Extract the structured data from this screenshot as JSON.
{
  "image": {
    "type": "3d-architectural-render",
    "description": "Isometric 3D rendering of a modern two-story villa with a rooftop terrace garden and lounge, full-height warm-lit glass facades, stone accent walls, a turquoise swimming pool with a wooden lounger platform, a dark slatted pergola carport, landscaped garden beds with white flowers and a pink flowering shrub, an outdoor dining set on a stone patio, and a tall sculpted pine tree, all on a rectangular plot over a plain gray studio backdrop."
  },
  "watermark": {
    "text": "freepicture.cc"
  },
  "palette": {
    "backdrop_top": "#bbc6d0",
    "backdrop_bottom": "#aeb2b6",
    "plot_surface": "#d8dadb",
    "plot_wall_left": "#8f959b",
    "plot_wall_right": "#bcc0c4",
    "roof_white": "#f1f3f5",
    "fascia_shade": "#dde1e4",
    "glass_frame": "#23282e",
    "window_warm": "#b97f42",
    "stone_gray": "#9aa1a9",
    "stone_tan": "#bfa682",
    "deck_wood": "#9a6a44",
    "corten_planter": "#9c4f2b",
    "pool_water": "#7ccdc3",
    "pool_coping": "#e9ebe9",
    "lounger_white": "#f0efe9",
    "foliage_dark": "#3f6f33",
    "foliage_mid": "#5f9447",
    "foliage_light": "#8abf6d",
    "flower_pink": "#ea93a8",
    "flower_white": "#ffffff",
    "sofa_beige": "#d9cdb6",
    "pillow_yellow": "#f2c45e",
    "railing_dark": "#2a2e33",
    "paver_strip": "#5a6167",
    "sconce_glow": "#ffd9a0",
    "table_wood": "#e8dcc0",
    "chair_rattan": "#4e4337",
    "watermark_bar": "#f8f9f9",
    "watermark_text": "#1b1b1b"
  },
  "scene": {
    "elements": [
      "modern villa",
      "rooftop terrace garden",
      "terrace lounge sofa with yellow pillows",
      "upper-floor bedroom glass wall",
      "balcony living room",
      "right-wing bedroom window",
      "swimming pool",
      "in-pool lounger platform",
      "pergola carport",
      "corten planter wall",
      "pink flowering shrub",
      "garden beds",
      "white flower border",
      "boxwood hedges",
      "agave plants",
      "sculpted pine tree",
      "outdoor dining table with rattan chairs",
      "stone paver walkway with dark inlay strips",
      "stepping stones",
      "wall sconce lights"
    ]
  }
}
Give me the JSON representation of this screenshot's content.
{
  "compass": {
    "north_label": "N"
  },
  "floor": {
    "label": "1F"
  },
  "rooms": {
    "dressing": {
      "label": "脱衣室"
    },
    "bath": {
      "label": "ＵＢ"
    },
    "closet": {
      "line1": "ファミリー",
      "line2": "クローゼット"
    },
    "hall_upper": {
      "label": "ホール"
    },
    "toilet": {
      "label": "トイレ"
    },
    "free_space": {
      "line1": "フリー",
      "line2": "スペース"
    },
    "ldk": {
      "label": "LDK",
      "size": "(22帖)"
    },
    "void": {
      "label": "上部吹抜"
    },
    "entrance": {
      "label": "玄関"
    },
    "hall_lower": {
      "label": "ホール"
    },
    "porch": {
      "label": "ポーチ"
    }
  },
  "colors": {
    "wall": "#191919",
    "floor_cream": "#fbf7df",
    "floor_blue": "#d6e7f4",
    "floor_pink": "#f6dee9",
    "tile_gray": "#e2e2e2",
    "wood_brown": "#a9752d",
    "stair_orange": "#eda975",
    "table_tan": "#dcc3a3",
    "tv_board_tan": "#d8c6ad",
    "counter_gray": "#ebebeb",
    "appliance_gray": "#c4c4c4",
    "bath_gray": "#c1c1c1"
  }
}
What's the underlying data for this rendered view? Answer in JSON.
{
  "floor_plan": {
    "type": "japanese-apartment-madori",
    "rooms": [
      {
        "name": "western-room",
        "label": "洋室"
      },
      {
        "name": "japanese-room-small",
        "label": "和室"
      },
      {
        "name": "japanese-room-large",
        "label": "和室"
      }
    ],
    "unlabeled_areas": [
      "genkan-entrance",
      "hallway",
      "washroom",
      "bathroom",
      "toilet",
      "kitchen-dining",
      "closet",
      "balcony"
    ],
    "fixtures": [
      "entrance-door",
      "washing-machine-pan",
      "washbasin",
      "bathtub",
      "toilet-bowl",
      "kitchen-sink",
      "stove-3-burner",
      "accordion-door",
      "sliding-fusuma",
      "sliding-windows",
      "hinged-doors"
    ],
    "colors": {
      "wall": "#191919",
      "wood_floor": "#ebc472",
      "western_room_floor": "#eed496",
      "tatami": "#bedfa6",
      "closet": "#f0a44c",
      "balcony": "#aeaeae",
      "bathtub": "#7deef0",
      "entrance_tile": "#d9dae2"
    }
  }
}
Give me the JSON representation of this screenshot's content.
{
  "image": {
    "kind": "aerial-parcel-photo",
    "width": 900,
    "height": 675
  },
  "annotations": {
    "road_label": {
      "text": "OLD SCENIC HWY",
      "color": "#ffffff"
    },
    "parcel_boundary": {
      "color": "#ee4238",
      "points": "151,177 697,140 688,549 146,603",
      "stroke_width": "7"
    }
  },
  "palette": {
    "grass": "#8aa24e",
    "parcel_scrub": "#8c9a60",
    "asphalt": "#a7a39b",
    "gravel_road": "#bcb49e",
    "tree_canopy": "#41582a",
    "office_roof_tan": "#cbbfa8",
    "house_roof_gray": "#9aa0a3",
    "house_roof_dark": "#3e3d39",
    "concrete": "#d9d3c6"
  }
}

_ _ _ _ _ _ _

STATED EXERCISE: Copy out each line of the listing that holds "data".

ANSWER:
Extract the structured data from this screenshot as JSON.
What's the underlying data for this rendered view? Answer in JSON.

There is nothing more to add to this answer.